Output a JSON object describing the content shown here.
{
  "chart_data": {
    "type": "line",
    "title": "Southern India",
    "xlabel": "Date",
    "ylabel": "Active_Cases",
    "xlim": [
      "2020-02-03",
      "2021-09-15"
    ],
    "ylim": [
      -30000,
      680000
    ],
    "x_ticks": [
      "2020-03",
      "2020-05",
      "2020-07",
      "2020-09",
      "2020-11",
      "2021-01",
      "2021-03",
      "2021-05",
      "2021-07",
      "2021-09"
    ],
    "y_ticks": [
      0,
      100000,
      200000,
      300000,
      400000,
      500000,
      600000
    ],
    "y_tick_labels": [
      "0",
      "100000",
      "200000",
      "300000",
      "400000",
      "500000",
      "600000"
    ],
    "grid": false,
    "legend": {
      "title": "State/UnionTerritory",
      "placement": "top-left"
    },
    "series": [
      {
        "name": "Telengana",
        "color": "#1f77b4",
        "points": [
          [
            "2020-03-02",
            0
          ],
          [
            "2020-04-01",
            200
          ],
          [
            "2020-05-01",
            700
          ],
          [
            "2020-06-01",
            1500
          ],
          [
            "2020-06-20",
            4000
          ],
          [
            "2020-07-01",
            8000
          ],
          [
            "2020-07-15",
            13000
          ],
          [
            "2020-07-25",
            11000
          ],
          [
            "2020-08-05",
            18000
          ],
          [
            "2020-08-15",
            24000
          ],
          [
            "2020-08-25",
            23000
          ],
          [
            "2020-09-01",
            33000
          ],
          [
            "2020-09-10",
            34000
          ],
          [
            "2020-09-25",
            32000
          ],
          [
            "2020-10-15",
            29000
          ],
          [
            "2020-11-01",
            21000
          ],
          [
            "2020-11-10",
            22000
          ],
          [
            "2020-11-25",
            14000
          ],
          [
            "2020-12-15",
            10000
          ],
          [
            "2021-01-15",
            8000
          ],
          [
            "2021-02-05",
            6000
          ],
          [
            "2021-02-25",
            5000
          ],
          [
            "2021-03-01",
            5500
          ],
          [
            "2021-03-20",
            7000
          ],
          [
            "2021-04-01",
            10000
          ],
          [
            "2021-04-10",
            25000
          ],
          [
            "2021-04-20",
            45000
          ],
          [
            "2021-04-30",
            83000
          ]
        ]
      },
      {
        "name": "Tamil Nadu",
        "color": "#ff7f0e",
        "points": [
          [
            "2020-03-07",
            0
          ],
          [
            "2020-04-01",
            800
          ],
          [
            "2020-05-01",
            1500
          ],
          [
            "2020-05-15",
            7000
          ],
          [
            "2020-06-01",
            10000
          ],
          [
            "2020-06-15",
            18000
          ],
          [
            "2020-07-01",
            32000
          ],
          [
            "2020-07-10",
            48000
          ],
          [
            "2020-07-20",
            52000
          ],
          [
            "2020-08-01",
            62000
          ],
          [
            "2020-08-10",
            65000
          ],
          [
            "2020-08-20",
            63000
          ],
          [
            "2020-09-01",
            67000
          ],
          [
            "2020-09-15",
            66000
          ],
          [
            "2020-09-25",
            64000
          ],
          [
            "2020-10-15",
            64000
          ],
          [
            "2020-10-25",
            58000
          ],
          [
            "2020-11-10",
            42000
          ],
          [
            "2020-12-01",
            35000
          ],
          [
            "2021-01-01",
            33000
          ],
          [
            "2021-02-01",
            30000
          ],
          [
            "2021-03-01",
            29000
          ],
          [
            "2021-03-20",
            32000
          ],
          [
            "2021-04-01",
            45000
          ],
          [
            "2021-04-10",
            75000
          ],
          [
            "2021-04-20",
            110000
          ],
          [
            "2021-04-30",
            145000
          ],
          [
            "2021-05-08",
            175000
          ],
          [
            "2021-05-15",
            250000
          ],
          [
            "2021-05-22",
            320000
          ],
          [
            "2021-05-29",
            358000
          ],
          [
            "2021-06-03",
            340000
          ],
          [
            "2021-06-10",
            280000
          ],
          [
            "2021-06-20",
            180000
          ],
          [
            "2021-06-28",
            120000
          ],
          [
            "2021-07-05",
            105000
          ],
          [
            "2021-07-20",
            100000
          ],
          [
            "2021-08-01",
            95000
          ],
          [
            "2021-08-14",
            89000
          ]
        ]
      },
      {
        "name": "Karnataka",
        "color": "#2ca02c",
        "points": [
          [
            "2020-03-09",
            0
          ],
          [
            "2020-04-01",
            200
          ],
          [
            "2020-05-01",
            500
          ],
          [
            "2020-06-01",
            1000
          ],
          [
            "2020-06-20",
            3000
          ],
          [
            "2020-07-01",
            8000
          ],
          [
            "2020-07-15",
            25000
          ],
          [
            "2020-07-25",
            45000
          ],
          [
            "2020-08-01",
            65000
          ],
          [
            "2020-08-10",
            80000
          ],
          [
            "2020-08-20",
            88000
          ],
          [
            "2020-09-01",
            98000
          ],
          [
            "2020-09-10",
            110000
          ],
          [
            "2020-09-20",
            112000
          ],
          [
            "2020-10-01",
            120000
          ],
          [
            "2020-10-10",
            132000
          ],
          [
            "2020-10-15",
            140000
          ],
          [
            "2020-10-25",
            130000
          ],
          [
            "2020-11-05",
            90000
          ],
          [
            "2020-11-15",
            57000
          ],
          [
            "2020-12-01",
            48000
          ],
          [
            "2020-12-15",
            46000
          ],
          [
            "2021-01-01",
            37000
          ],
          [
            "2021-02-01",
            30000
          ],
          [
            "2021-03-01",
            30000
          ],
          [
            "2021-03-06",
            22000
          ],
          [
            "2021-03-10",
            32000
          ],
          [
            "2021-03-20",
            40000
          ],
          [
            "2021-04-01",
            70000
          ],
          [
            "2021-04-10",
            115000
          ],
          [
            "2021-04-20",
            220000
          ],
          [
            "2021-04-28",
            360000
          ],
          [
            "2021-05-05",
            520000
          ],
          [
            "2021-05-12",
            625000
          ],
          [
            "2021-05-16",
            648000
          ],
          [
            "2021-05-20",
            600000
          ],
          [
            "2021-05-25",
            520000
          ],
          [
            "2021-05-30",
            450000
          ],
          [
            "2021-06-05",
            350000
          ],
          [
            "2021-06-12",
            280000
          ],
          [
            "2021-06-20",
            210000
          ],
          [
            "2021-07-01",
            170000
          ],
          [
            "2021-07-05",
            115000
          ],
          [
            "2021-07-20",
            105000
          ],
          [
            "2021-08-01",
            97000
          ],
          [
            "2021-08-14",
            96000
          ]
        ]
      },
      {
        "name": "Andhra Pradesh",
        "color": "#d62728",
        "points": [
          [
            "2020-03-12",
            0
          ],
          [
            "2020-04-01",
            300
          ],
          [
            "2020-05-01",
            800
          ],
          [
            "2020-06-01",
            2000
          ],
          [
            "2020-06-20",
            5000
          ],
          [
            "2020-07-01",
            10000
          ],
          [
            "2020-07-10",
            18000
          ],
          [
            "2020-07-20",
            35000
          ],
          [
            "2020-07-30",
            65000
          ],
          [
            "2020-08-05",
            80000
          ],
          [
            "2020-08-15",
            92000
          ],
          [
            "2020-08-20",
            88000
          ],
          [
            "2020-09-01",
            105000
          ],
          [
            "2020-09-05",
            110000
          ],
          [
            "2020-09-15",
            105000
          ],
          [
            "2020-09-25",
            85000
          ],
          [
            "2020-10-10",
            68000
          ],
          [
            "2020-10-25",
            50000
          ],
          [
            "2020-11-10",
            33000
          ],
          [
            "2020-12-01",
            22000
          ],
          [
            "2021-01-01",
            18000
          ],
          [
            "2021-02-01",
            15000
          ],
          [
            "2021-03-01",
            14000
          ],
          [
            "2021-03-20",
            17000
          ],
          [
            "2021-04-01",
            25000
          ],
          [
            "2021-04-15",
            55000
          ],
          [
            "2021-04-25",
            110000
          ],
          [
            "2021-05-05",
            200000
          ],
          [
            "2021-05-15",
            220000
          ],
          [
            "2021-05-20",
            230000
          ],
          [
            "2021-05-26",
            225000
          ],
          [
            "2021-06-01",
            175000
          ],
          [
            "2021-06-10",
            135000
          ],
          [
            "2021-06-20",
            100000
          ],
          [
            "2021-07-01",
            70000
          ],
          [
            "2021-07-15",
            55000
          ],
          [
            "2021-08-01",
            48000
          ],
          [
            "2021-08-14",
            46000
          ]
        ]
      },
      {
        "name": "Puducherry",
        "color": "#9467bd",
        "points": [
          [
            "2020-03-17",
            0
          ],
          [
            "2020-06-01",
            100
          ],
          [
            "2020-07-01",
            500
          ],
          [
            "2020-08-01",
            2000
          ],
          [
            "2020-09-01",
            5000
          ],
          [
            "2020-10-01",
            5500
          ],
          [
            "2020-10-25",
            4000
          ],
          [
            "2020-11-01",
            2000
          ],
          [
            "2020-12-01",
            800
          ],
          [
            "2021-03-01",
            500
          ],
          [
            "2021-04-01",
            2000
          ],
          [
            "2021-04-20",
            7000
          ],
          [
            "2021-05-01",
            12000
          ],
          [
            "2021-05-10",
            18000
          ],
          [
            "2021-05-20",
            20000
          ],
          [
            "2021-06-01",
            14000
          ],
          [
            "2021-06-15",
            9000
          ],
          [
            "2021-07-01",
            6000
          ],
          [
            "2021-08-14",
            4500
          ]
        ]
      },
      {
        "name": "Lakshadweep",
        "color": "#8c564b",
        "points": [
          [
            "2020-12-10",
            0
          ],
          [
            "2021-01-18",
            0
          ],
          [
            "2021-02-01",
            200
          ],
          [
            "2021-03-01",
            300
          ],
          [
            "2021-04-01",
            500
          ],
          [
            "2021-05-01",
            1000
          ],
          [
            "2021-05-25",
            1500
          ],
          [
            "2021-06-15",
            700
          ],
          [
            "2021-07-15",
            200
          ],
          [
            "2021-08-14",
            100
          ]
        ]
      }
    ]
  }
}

== == ==

§ Exercise instructions
The lines to collect are those holding the string "name"; copy them all.

§ Task response
        "name": "Telengana",
        "name": "Tamil Nadu",
        "name": "Karnataka",
        "name": "Andhra Pradesh",
        "name": "Puducherry",
        "name": "Lakshadweep",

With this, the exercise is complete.